◆ Excerpt to read
======

High-Yield Canadian Dividend Stocks that Pays Monthly - th-cam.com/video/2p_mIyLtcTQ/w-d-xo.html
Boost Your Portfolio: Secrets of Country ETFs - th-cam.com/video/fWS7AisXzV4/w-d-xo.html
Boost Dividend Income with 2 Simple Tricks - th-cam.com/video/RoOwrGALnPM/w-d-xo.html
Best Cash-Cow ETFs to Invest in 2024 🐄💰 - th-cam.com/video/N2YL1ayQ5xo/w-d-xo.html
The Undervalued Stocks You NEED To Buy In 2024 - th-cam.com/video/Q-zbh5Ptfkk/w-d-xo.html
At 3% yield how does a retired person get any financial advantage. You would need to invest a ton of your retirement funds into this ETF to get anything substantial to help you in retirement. It would be better for funds you want to give to your children or grandchildren.
Thank you @norvinhornberger3510 for your comment and for raising an important point about dividend yields and retirement planning. While it's true that you may need to invest a significant amount in SCHD to generate substantial income, it can still be a valuable component of a retirement portfolio, especially when combined with other income sources. Ultimately, the decision to invest in SCHD or any other investment vehicle should be based on individual financial goals, risk tolerance, and overall retirement plan.
Very nicely presented. I own SCHD and I'm adding. There are a lot of benefits, the biggest being a "set it and forget it" capability. This removes a lot of stress. Thanks for your thoughtful and concise input. Cheers
Thank you @richardjohnson1261 for your kind words, and sharing your thoughts and insights. Highly appreciated. Cheers.
What I dont like about SCHD is the lack of exposure to tech and specifically the magnificent seven tech stocks. I find DGRO a better dividend income choice, espec in current interest rate environment.
@danah358 Thanks for sharing your perspective! It's always interesting to hear different viewpoints on investment choices.
Good luck! Some are saying GGN and others! Thanks Think and Retire!

======

[Stored items from a collection]
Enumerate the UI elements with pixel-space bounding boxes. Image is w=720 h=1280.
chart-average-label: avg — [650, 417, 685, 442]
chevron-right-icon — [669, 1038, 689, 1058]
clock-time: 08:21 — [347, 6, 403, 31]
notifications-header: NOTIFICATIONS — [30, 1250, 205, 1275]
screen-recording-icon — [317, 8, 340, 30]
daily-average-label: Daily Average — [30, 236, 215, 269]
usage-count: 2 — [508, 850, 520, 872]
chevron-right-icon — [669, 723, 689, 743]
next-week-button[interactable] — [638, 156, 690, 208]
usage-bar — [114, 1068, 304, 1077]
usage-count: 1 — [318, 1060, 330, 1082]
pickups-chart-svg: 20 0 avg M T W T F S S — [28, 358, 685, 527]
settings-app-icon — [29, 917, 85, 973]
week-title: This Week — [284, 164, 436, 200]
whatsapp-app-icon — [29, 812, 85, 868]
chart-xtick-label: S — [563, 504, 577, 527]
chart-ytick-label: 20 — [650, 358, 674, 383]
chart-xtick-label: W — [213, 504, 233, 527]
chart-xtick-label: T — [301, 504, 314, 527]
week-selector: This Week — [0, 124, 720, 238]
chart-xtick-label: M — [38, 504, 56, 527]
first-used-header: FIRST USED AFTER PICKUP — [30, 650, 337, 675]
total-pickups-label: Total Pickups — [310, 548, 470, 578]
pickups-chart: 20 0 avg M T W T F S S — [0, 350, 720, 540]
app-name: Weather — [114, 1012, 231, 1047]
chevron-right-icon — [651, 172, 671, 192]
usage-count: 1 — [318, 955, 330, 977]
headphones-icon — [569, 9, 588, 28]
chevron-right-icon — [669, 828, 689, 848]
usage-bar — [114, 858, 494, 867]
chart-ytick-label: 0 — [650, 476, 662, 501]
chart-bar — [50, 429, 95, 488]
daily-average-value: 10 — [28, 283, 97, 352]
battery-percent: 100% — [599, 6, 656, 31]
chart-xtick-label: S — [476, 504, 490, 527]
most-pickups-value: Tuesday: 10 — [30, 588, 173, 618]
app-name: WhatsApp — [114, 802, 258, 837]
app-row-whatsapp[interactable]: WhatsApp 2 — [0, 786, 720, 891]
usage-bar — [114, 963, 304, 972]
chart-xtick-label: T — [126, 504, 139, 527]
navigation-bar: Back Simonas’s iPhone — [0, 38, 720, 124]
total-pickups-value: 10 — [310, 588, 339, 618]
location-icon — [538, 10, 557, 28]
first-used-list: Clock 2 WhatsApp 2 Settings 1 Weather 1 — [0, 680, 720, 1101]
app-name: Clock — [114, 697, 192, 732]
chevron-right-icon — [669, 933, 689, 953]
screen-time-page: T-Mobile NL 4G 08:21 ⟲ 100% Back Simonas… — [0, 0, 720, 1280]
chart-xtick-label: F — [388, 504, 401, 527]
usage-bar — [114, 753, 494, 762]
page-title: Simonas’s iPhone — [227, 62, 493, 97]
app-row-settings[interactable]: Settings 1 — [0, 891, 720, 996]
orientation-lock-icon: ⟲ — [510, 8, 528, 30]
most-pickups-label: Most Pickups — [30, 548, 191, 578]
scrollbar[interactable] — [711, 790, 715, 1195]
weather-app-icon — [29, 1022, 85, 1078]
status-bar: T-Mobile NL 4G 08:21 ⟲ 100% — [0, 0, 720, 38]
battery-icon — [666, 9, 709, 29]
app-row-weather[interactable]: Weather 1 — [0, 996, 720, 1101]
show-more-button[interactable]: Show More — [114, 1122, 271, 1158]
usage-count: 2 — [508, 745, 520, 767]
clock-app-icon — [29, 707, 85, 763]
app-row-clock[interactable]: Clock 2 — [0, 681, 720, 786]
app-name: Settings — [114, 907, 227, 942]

======

◆ Activity A
List every video title given in the dividend investing excerpt.
◆ Activity B
Reproduce the dividend investing excerpt word for word from "Thank you @norvinhornberger3510" to "Highly appreciated. Cheers.".
◆ Activity C
Resume the dividend investing excerpt after its final sentence.
This data has no connection to the dividend investing excerpt.

◆ Response box A
High-Yield Canadian Dividend Stocks that Pays Monthly
Boost Your Portfolio: Secrets of Country ETFs
Boost Dividend Income with 2 Simple Tricks
Best Cash-Cow ETFs to Invest in 2024 🐄💰
The Undervalued Stocks You NEED To Buy In 2024

◆ Response box B
Thank you @norvinhornberger3510 for your comment and for raising an important point about dividend yields and retirement planning. While it's true that you may need to invest a significant amount in SCHD to generate substantial income, it can still be a valuable component of a retirement portfolio, especially when combined with other income sources. Ultimately, the decision to invest in SCHD or any other investment vehicle should be based on individual financial goals, risk tolerance, and overall retirement plan.
Very nicely presented. I own SCHD and I'm adding. There are a lot of benefits, the biggest being a "set it and forget it" capability. This removes a lot of stress. Thanks for your thoughtful and concise input. Cheers
Thank you @richardjohnson1261 for your kind words, and sharing your thoughts and insights. Highly appreciated. Cheers.

◆ Response box C
Thank you @johntynio3416 for watching the video and providing your comment! GGN (GAMCO Global Gold, Natural Resources & Income Trust) does indeed offer a higher dividend yield compared to SCHD (Schwab U.S. Dividend Equity ETF). GGN's focus on gold, natural resources, and income investments can make it an attractive option for those seeking higher yield.
My #1 holding
Thank you for watching and sharing.
DIVO & VYM are also as strong as SCHD.
@tonioyendis4464 Thank you for pointing out the strength in DIVO & VYM!
I like SCHD but dividends are every quarter .
Will I get dividend as cash or as more units in the ETF ?
Good question @mrsam1999 . It is your choice, whichever way you want to set it up. If you need income for your regular expenses, or if you are in retirement, needing income, you can collect cash. If you plan to grow your account, you can set it up as Dividend Reinvestment Plan (DRIP). A Dividend Reinvestment Plan, or DRIP, is the process of automatically reinvesting dividends into additional whole and fractional shares of a company's stock. You have to set this up through your brokerage platform or firm. Hope this helps. Happy Investing!
Old news Mr Das...SCHD is now a dud. This is the age of option etfs. Try FEPI or other CC etfs..like SPYT.
But SCHD will definitely be here in 10 to 40 years when you retire the rest just might not.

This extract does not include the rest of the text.